Start of RECORDS SHOWN

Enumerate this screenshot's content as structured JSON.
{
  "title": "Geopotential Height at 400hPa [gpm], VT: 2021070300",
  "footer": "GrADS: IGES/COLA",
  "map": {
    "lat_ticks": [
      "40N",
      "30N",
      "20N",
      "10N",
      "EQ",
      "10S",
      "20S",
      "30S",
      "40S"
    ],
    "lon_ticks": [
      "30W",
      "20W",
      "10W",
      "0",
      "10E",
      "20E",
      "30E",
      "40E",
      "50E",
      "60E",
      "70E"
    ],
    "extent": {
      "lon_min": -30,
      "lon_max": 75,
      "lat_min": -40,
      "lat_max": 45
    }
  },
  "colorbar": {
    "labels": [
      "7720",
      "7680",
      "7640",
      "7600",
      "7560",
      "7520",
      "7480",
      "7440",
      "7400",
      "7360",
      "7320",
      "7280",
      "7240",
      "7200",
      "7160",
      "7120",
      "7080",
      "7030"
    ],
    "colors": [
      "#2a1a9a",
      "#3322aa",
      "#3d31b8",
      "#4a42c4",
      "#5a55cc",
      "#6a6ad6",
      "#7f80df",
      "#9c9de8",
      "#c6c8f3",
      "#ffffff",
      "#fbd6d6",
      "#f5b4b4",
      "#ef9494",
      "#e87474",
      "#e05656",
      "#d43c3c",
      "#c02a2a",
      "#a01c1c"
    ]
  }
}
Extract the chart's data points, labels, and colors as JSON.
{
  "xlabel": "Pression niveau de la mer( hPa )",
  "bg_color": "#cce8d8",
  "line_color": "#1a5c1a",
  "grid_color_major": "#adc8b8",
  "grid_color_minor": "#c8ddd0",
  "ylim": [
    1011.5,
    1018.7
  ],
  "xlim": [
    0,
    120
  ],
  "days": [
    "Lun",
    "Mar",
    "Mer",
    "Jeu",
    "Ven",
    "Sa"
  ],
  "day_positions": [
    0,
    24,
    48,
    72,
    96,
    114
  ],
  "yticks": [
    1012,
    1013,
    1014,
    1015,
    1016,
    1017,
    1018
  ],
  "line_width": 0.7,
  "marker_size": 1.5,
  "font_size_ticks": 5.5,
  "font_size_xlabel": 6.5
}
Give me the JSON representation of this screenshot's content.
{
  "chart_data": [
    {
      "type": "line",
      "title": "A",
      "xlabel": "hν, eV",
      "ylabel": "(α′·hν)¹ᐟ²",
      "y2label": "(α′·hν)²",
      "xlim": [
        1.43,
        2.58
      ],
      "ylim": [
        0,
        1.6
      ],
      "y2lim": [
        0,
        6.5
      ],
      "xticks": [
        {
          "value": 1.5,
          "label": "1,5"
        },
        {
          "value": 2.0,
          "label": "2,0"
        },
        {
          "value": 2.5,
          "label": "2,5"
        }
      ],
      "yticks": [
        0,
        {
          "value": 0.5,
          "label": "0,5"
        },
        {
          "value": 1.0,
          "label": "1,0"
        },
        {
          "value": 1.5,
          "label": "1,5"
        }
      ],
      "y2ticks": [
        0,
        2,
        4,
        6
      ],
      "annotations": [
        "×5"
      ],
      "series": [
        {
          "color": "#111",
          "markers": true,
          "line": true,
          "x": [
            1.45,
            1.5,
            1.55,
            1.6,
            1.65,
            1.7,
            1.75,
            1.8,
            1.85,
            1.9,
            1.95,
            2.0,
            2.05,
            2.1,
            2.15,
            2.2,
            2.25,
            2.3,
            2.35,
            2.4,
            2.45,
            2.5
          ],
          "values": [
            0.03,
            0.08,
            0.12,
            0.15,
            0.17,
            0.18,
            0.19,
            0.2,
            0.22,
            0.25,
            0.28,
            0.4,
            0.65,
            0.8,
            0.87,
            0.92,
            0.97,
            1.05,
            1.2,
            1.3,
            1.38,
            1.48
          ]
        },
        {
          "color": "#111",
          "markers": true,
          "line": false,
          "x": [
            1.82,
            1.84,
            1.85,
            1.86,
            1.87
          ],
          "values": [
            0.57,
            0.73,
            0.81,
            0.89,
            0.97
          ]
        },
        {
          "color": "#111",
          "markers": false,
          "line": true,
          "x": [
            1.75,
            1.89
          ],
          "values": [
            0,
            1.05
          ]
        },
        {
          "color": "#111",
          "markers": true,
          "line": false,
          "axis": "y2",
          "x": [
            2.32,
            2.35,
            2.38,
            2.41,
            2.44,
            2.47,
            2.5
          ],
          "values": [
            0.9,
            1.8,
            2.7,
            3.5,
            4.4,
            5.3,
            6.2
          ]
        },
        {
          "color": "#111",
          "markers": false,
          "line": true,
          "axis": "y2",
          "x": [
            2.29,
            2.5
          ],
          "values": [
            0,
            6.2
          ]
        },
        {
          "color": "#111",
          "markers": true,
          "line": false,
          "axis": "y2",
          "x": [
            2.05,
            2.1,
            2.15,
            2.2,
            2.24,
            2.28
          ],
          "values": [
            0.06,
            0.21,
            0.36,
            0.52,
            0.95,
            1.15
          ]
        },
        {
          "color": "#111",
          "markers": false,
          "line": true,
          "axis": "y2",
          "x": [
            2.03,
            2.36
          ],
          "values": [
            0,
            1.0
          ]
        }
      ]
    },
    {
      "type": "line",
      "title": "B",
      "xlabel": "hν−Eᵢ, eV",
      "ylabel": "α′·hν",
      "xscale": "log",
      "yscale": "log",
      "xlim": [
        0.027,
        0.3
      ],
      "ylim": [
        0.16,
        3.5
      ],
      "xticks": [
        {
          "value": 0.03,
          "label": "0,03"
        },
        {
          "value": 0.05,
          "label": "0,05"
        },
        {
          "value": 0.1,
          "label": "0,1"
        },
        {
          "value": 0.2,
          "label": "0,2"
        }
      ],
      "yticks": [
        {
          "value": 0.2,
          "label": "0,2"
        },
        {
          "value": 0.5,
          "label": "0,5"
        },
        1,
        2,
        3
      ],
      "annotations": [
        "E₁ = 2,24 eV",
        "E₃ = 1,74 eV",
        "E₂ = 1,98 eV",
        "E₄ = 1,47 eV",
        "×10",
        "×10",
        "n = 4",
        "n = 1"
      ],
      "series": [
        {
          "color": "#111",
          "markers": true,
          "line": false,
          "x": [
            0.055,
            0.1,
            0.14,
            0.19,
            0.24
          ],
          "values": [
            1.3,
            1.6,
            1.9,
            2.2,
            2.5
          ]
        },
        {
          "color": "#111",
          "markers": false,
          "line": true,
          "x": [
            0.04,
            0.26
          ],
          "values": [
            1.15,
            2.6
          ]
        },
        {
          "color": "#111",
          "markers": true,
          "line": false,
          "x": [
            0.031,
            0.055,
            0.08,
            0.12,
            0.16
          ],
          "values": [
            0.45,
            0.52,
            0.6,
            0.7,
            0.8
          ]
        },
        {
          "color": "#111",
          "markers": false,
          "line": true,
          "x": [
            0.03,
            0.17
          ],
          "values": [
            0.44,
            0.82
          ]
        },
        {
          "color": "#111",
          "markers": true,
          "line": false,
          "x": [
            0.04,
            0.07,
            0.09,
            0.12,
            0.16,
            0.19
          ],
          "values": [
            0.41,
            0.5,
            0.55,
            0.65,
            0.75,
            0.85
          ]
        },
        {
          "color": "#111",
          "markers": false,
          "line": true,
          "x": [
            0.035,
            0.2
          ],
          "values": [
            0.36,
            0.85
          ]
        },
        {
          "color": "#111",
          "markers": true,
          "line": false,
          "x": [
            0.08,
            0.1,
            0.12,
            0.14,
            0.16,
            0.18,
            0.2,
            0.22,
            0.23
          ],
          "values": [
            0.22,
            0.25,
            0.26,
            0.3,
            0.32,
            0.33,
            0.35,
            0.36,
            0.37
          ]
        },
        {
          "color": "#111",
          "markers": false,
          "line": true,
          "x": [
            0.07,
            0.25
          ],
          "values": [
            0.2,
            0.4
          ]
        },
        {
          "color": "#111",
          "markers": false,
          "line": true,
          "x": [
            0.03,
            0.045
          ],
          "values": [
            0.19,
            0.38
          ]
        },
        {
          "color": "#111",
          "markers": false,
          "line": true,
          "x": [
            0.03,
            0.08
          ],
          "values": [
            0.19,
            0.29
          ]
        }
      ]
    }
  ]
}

End of RECORDS SHOWN

INSTRUCTION: Identify and copy lines that hold the string "labels".

EXERCISE RESULT:
    "labels": [
Extract the chart's data points, labels, and colors as JSON.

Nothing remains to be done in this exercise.